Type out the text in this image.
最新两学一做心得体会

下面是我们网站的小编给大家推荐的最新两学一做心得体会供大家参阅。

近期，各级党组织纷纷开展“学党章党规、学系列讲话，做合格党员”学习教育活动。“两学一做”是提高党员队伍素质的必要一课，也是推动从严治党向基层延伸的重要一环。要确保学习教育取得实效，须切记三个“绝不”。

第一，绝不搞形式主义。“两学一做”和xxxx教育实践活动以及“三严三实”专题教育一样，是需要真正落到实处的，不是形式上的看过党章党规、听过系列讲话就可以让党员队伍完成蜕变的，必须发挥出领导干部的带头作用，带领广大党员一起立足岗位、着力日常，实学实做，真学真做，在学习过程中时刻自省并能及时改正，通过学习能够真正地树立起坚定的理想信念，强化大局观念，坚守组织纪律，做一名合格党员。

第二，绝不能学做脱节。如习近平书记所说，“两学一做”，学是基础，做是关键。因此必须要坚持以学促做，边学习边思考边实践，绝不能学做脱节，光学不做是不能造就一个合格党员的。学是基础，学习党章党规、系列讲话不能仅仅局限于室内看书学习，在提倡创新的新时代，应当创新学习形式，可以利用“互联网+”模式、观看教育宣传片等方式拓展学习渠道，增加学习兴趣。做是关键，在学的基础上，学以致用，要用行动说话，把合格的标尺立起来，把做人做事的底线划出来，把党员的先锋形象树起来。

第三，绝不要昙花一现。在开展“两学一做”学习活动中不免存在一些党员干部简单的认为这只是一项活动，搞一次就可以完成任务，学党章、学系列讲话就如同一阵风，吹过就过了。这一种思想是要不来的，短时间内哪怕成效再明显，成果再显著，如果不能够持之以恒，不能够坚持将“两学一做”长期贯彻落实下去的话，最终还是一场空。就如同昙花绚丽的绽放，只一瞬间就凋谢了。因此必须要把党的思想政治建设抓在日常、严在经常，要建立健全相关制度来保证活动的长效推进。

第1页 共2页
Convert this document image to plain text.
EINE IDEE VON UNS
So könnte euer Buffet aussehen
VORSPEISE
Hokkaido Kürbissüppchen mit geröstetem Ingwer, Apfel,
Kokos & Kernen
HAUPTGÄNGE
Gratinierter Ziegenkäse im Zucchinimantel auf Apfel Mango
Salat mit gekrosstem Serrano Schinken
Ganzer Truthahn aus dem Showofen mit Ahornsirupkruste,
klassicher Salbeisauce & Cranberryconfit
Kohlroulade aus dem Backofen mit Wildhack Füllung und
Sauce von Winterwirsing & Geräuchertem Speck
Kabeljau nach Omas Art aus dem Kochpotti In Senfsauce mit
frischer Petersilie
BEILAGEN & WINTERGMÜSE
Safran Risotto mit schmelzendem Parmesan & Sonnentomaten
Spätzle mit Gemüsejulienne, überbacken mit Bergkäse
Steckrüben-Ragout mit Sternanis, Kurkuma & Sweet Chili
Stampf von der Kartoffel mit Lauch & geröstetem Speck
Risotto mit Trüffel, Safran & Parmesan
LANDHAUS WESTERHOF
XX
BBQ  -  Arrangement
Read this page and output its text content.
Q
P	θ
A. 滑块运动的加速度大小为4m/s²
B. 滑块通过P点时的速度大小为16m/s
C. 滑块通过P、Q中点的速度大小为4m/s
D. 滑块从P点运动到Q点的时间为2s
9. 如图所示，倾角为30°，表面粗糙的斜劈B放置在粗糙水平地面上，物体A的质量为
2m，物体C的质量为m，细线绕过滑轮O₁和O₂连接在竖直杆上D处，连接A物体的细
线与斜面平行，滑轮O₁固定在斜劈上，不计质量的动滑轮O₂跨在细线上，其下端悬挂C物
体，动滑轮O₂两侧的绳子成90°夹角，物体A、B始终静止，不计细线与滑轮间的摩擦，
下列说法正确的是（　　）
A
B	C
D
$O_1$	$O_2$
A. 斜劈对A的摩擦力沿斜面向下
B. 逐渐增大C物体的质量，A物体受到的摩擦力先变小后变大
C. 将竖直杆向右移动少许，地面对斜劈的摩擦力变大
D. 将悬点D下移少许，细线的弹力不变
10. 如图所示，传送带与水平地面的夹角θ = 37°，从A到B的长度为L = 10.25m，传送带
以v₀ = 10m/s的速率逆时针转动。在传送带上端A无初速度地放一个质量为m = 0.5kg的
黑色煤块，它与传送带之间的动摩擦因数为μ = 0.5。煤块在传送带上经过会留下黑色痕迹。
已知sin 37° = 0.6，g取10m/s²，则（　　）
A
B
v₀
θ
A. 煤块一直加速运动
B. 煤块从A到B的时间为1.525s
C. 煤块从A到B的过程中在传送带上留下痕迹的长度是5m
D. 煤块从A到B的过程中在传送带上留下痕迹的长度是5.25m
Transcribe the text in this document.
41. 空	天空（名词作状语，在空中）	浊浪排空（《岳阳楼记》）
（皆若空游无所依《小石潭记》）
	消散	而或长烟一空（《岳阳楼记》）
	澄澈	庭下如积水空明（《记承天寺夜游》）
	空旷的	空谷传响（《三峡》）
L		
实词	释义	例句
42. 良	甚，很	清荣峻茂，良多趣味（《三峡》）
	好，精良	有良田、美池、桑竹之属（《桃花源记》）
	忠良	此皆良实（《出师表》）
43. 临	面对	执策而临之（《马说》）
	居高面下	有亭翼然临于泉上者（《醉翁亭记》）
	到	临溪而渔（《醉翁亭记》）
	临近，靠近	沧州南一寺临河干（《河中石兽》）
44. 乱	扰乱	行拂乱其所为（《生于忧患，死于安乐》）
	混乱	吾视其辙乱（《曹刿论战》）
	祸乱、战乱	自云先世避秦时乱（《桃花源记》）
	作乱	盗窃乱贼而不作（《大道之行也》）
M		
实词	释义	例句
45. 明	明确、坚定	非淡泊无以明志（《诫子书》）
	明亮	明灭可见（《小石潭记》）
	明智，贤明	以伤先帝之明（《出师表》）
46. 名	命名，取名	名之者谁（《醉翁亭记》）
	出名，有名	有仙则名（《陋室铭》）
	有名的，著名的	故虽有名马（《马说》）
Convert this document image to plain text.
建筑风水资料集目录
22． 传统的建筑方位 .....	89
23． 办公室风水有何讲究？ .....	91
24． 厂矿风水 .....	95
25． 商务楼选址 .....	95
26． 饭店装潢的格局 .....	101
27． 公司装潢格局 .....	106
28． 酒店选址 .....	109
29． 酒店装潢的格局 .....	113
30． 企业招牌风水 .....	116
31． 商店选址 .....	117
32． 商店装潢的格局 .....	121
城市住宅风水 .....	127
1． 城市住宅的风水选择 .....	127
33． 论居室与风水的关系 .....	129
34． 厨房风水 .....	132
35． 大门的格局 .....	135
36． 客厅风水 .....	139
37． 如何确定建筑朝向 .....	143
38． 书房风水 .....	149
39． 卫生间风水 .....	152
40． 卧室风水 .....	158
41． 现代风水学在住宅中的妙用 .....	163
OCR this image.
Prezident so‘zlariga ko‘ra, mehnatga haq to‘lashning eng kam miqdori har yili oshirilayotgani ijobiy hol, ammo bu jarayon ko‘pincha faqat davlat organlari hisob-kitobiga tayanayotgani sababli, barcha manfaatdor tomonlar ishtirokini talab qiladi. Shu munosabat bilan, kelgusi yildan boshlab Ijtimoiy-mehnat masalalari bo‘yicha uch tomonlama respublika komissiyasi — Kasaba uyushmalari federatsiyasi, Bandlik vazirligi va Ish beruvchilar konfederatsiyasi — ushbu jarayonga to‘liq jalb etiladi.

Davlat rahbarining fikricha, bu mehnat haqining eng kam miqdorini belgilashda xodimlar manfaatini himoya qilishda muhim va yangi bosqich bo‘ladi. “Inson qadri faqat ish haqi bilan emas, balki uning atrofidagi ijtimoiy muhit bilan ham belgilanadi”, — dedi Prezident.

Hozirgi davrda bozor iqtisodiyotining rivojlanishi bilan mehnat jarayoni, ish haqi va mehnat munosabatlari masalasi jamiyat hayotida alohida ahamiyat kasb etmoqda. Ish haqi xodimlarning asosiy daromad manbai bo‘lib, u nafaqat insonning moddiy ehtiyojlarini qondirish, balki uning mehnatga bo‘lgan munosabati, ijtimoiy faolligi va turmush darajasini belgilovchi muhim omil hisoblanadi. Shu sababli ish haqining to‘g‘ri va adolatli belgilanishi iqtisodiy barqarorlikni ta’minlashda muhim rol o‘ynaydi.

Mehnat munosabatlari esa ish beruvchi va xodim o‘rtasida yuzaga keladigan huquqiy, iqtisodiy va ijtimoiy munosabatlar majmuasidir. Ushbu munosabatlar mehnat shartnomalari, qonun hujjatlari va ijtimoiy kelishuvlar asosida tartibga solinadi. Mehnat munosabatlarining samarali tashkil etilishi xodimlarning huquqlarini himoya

++++++++++

§ Exercise objective: Check each line above for the string "如图所示" and report how many lines have it, giving only the number.

§ Answer in full: 2